Brief: Look through the material below and count the lines with the string "JSON". Report only the count.
-------- Raw data --------
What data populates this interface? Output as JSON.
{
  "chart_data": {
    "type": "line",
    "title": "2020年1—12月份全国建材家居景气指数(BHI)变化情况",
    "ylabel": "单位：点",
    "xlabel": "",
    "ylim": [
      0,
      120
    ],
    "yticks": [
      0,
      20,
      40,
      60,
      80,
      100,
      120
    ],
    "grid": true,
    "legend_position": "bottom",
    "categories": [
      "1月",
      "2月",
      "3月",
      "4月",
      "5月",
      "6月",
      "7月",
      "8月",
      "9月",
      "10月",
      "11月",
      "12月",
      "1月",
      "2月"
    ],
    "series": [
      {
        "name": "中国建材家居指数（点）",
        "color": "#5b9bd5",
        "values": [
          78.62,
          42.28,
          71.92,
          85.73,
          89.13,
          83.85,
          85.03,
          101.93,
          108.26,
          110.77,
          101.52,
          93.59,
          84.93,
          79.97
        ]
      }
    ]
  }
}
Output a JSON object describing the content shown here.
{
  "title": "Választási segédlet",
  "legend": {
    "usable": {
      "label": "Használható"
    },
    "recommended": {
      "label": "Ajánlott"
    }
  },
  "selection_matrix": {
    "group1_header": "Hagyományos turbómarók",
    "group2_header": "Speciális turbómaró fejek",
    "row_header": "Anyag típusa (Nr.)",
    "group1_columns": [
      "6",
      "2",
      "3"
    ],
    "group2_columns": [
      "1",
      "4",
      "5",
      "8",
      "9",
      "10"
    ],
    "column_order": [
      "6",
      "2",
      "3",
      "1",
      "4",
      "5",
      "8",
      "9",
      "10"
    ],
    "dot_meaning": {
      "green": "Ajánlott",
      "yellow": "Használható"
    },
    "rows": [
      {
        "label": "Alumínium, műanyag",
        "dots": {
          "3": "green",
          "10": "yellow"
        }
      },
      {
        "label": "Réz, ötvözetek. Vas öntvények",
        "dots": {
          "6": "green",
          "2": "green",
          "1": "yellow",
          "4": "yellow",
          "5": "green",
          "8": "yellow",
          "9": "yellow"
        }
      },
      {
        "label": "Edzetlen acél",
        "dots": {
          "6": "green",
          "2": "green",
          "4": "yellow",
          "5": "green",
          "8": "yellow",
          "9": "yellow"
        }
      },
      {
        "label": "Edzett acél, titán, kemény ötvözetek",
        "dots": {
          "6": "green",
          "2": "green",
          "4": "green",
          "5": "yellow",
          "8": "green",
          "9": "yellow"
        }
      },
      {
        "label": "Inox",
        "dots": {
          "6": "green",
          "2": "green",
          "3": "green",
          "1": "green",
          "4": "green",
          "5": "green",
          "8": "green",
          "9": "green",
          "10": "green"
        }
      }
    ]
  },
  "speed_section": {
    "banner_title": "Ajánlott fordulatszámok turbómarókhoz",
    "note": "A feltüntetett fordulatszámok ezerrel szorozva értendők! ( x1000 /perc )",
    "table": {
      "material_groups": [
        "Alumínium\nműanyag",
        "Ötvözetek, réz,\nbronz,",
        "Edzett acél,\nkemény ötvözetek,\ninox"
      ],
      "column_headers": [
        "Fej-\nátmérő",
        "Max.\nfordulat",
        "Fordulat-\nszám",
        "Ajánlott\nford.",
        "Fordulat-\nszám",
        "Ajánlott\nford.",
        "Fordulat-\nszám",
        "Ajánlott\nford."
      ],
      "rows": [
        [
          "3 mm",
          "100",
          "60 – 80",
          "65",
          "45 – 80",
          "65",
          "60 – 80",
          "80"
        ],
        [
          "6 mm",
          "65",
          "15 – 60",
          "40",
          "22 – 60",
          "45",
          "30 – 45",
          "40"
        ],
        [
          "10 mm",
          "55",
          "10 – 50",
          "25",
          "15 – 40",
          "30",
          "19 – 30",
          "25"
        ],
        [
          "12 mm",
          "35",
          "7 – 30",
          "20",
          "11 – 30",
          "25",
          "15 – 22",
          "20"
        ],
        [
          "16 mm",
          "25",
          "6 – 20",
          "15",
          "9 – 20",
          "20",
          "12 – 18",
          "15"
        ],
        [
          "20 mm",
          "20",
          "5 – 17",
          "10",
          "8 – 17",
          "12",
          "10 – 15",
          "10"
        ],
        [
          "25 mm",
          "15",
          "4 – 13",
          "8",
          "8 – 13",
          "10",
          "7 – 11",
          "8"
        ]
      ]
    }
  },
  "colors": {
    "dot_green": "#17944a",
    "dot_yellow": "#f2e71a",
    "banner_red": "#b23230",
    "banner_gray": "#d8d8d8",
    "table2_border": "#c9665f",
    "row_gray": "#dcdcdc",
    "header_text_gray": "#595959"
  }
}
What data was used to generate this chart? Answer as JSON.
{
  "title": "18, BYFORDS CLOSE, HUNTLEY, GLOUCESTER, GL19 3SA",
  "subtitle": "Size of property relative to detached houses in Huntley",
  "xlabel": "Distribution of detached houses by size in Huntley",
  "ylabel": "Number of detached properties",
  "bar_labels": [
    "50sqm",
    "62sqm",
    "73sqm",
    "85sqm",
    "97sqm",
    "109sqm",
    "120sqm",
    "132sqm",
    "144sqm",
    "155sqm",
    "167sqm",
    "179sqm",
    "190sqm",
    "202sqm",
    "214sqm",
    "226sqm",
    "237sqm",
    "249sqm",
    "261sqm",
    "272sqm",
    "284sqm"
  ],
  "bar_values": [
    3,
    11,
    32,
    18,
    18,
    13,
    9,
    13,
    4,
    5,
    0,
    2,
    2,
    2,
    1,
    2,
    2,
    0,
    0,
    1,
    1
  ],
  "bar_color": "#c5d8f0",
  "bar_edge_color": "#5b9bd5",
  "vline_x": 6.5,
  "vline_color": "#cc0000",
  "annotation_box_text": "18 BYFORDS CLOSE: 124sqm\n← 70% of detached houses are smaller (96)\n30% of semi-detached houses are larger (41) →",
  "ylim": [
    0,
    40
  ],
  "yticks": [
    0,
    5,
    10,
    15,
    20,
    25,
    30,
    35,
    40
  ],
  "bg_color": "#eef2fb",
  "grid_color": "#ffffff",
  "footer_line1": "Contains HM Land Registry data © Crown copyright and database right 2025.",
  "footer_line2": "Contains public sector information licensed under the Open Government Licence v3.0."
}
--------
Task result: 3